[Data records]
╭──

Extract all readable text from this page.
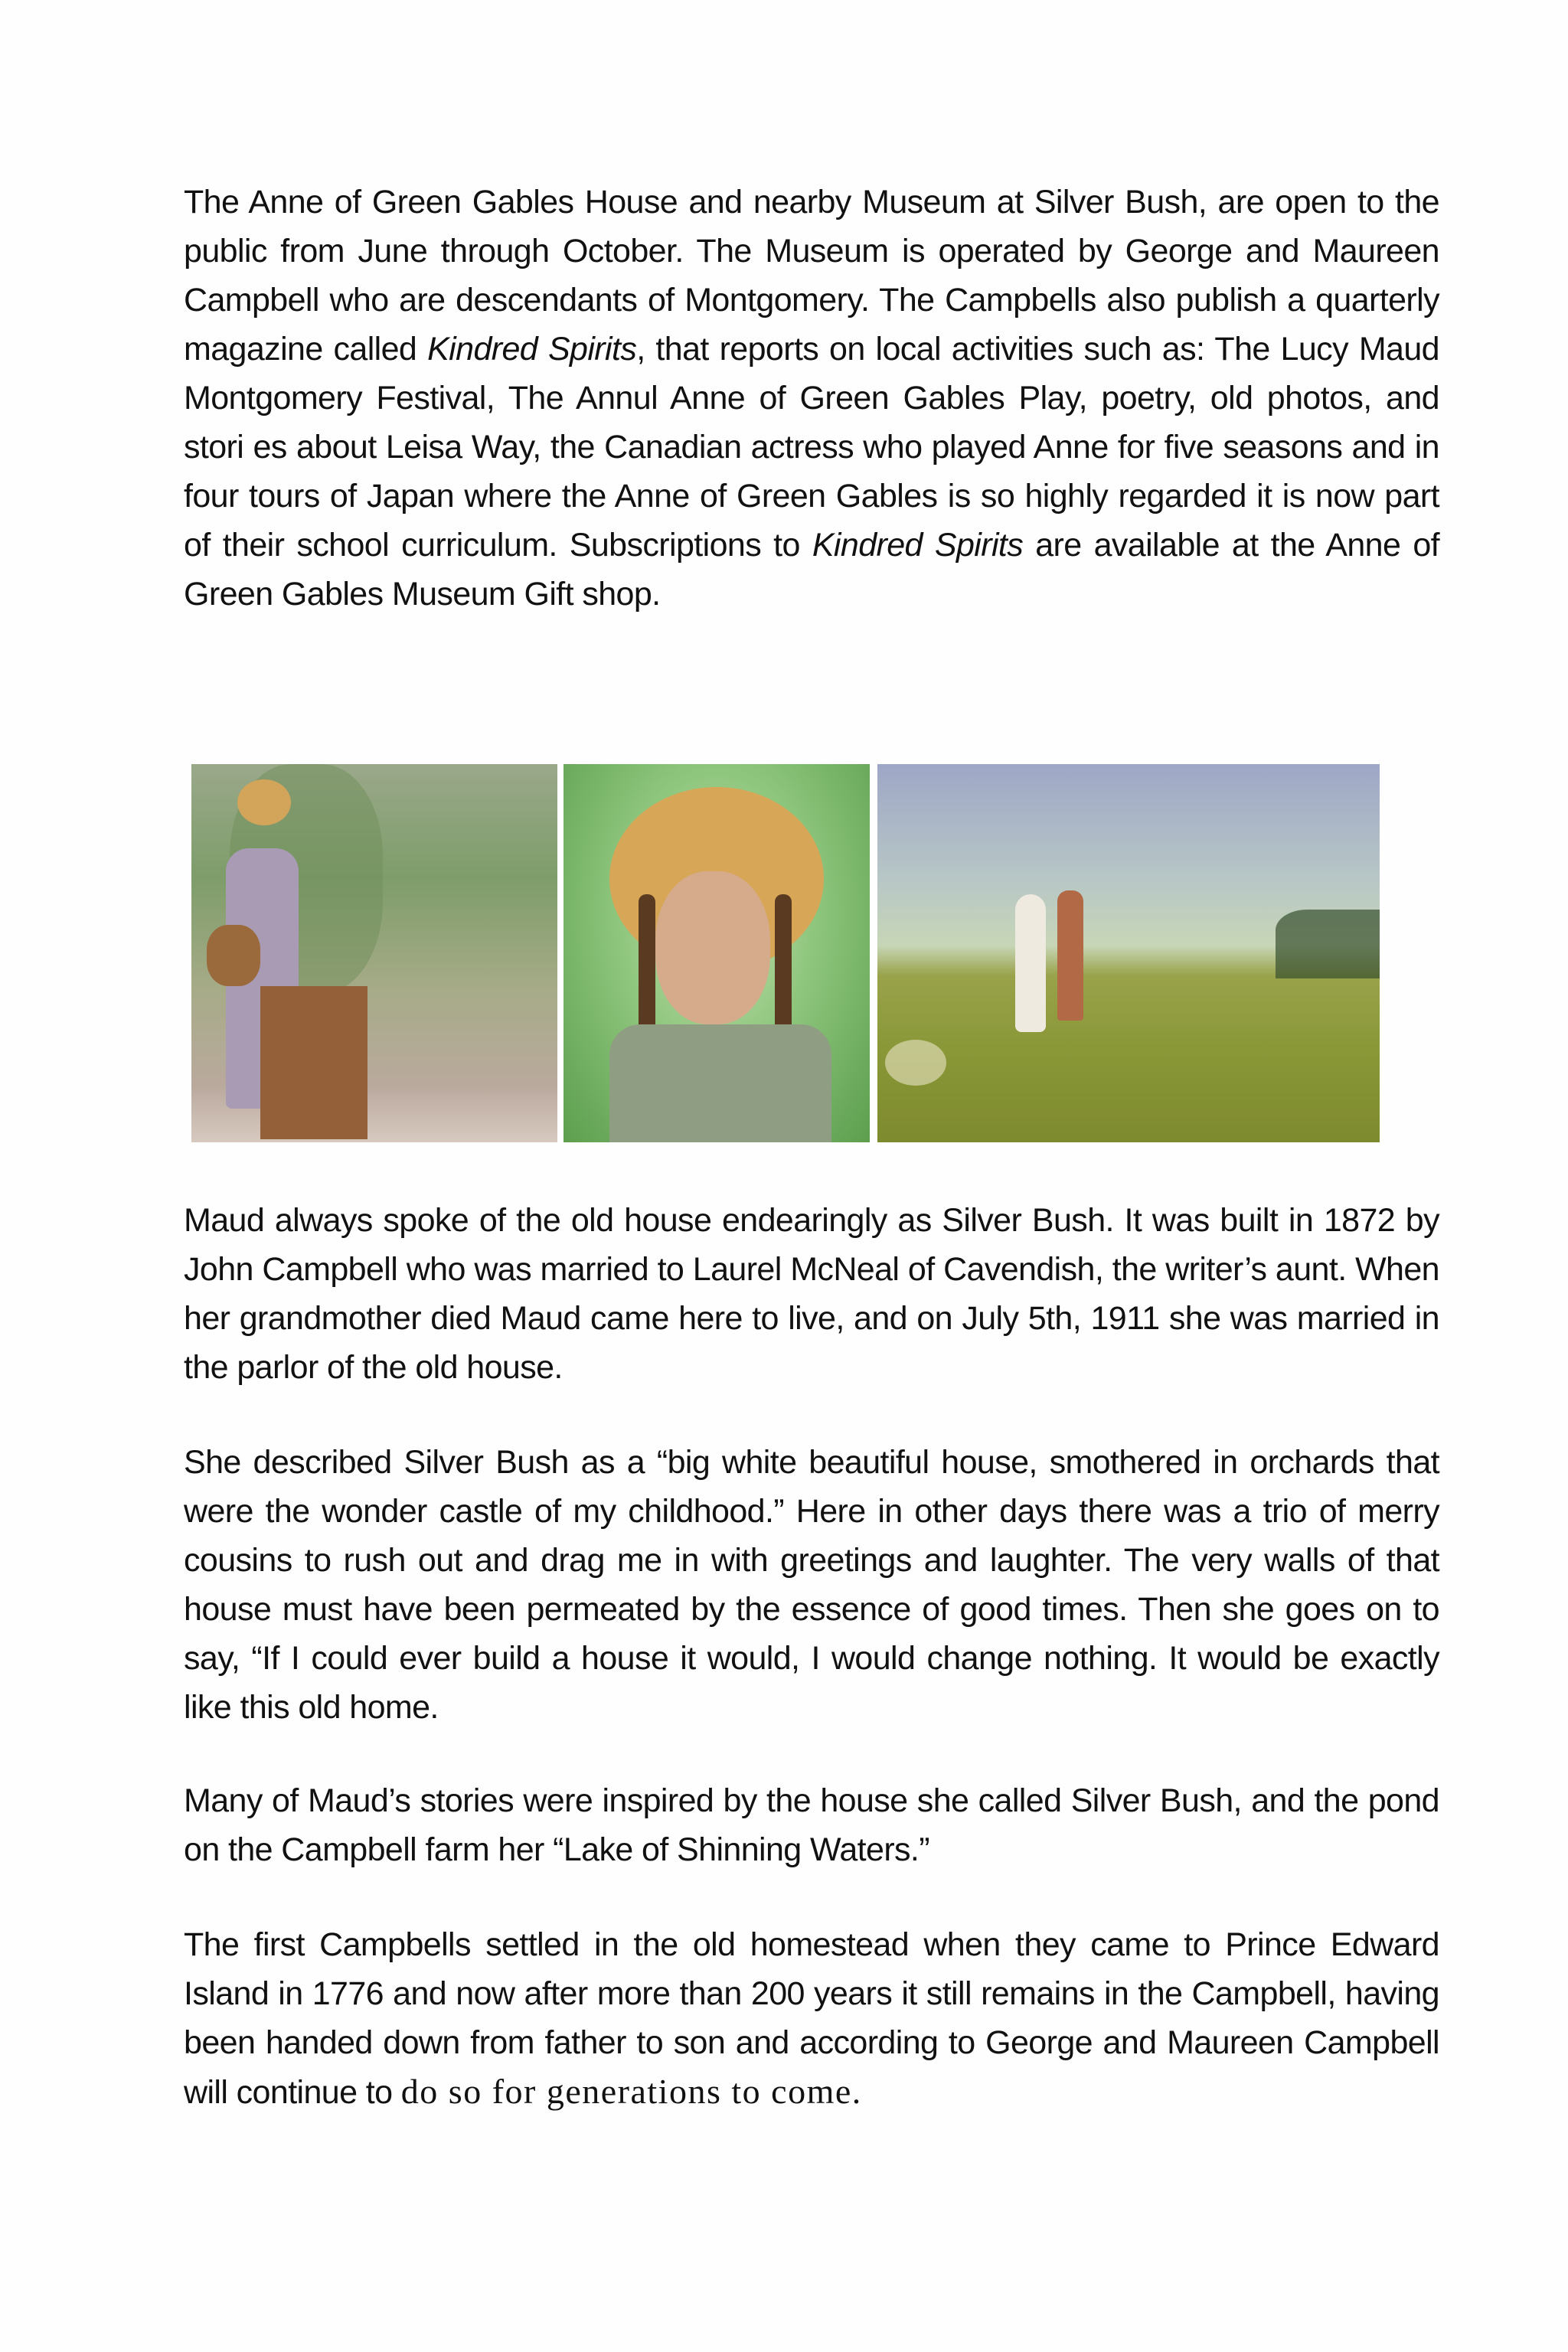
The Anne of Green Gables House and nearby Museum at Silver Bush, are open to the public from June through October. The Museum is operated by George and Maureen Campbell who are descendants of Montgomery. The Campbells also publish a quarterly magazine called Kindred Spirits, that reports on local activities such as: The Lucy Maud Montgomery Festival, The Annul Anne of Green Gables Play, poetry, old photos, and stori es about Leisa Way, the Canadian actress who played Anne for five seasons and in four tours of Japan where the Anne of Green Gables is so highly regarded it is now part of their school curriculum. Subscriptions to Kindred Spirits are available at the Anne of Green Gables Museum Gift shop.

Maud always spoke of the old house endearingly as Silver Bush. It was built in 1872 by John Campbell who was married to Laurel McNeal of Cavendish, the writer’s aunt. When her grandmother died Maud came here to live, and on July 5th, 1911 she was married in the parlor of the old house.

She described Silver Bush as a “big white beautiful house, smothered in orchards that were the wonder castle of my childhood.” Here in other days there was a trio of merry cousins to rush out and drag me in with greetings and laughter. The very walls of that house must have been permeated by the essence of good times. Then she goes on to say, “If I could ever build a house it would, I would change nothing. It would be exactly like this old home.

Many of Maud’s stories were inspired by the house she called Silver Bush, and the pond on the Campbell farm her “Lake of Shinning Waters.”

The first Campbells settled in the old homestead when they came to Prince Edward Island in 1776 and now after more than 200 years it still remains in the Campbell, having been handed down from father to son and according to George and Maureen Campbell will continue to do so for generations to come.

╰──

**EXERCISE:**
Copy every record above exactly, leaving out any pictures.

**OUTPUT OF THE EXERCISE:**
Extract all readable text from this page.
The Anne of Green Gables House and nearby Museum at Silver Bush, are open to the public from June through October. The Museum is operated by George and Maureen Campbell who are descendants of Montgomery. The Campbells also publish a quarterly magazine called Kindred Spirits, that reports on local activities such as: The Lucy Maud Montgomery Festival, The Annul Anne of Green Gables Play, poetry, old photos, and stori es about Leisa Way, the Canadian actress who played Anne for five seasons and in four tours of Japan where the Anne of Green Gables is so highly regarded it is now part of their school curriculum. Subscriptions to Kindred Spirits are available at the Anne of Green Gables Museum Gift shop.

Maud always spoke of the old house endearingly as Silver Bush. It was built in 1872 by John Campbell who was married to Laurel McNeal of Cavendish, the writer’s aunt. When her grandmother died Maud came here to live, and on July 5th, 1911 she was married in the parlor of the old house.

She described Silver Bush as a “big white beautiful house, smothered in orchards that were the wonder castle of my childhood.” Here in other days there was a trio of merry cousins to rush out and drag me in with greetings and laughter. The very walls of that house must have been permeated by the essence of good times. Then she goes on to say, “If I could ever build a house it would, I would change nothing. It would be exactly like this old home.

Many of Maud’s stories were inspired by the house she called Silver Bush, and the pond on the Campbell farm her “Lake of Shinning Waters.”

The first Campbells settled in the old homestead when they came to Prince Edward Island in 1776 and now after more than 200 years it still remains in the Campbell, having been handed down from father to son and according to George and Maureen Campbell will continue to do so for generations to come.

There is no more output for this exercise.